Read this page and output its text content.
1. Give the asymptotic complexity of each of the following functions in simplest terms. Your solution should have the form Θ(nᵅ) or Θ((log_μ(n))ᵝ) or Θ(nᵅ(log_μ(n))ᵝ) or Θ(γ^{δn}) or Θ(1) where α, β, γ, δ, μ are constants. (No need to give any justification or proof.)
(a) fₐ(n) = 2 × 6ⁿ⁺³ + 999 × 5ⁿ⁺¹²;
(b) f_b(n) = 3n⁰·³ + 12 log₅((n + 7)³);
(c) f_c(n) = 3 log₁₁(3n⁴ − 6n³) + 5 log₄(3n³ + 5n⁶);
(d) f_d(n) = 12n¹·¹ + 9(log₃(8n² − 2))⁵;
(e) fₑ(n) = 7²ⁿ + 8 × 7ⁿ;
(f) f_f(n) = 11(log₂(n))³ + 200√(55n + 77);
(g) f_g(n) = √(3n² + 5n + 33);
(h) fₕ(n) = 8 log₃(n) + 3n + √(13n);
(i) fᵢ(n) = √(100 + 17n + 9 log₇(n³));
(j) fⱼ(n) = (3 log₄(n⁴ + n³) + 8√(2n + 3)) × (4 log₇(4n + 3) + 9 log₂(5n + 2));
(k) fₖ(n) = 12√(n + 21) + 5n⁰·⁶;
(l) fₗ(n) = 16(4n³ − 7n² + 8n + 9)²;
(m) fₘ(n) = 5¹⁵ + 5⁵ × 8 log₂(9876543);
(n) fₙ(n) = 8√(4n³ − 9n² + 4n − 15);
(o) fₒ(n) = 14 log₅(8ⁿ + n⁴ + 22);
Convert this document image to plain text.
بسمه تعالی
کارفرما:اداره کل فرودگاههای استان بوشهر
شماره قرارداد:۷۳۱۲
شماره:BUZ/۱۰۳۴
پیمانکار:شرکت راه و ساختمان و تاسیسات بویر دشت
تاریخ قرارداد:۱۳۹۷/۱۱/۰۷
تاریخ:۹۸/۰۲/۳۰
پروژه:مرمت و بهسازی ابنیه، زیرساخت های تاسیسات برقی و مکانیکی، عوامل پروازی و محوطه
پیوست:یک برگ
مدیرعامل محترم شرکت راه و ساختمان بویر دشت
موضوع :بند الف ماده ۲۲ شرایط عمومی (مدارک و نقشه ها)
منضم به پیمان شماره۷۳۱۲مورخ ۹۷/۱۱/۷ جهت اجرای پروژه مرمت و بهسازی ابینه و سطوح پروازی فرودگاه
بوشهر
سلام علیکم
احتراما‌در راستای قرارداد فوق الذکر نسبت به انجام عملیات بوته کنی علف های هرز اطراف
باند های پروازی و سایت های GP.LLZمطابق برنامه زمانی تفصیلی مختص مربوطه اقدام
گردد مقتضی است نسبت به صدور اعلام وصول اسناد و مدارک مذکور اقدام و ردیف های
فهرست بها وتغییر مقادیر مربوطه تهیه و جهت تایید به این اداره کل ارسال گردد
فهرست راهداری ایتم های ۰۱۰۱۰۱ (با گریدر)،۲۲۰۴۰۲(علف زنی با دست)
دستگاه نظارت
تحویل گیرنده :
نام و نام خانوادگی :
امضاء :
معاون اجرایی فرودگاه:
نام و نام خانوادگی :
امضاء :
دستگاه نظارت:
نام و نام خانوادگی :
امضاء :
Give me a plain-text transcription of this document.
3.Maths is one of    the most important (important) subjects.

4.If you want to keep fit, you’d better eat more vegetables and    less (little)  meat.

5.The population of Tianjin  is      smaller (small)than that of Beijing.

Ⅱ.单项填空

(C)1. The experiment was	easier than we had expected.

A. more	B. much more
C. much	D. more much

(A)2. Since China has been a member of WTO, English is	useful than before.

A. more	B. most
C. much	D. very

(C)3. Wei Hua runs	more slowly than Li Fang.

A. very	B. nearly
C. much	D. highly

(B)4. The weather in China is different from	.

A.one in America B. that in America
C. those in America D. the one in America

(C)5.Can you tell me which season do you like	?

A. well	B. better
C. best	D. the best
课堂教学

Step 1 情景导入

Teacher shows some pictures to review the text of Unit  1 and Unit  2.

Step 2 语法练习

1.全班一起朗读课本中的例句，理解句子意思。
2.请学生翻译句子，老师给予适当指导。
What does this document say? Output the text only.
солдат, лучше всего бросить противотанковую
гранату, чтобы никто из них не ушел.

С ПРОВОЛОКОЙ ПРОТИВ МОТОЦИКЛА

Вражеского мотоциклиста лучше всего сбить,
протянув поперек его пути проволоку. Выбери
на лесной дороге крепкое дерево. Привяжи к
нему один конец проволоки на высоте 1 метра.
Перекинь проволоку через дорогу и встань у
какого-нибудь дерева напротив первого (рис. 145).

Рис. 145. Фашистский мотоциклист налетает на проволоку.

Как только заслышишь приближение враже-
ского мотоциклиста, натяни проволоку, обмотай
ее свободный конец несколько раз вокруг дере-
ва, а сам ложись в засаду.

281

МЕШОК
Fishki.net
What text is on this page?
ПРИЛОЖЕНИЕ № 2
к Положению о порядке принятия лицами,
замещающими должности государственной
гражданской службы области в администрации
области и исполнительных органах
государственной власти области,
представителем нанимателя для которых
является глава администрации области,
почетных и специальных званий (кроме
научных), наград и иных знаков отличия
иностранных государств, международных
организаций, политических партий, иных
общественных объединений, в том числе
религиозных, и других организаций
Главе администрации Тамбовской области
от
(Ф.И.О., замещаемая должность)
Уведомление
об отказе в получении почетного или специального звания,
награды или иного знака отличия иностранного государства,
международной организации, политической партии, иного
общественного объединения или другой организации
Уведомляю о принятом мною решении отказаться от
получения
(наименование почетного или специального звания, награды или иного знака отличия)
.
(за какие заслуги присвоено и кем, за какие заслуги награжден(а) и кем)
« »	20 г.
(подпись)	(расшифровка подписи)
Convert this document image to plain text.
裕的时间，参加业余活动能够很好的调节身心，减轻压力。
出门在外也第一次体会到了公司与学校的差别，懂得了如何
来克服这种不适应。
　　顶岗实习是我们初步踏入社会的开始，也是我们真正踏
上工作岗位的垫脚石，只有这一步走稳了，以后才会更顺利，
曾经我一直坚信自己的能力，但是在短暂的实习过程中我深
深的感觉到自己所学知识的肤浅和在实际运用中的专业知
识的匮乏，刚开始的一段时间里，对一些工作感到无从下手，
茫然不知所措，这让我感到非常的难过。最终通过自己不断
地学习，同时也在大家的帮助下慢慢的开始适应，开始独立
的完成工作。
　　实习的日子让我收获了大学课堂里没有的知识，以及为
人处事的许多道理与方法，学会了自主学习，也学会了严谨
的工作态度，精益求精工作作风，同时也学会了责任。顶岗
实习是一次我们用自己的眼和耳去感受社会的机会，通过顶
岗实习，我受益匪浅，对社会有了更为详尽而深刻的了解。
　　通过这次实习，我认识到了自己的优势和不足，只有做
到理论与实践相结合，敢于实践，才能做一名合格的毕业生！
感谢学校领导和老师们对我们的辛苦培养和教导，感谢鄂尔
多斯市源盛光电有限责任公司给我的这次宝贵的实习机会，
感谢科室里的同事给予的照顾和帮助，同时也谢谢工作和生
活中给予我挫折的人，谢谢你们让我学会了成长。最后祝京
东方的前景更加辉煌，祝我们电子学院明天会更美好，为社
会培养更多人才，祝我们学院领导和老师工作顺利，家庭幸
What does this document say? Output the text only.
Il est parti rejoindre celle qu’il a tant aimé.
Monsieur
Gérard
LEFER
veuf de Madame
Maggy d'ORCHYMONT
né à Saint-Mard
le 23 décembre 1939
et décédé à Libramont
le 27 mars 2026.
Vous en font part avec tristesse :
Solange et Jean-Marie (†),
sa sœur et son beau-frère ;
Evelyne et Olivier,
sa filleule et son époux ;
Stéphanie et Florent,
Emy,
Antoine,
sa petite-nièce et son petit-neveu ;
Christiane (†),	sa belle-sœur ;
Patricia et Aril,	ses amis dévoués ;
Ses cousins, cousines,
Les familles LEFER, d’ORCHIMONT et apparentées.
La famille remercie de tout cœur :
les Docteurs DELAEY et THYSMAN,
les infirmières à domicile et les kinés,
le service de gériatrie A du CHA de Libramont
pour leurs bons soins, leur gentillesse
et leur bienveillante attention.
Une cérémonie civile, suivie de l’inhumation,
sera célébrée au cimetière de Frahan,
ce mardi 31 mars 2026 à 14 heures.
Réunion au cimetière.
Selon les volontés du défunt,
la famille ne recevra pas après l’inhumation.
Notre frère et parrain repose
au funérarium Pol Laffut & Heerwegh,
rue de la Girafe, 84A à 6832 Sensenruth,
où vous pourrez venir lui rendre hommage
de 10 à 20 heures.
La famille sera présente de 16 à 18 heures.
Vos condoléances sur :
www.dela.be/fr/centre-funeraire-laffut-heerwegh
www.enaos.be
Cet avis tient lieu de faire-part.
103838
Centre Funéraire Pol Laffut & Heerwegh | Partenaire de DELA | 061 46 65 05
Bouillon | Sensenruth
##########
**Instructions for the task**
Scan the lines above for "организаций", then copy every one that has it.

**Correct answer**
организаций, политических партий, иных
религиозных, и других организаций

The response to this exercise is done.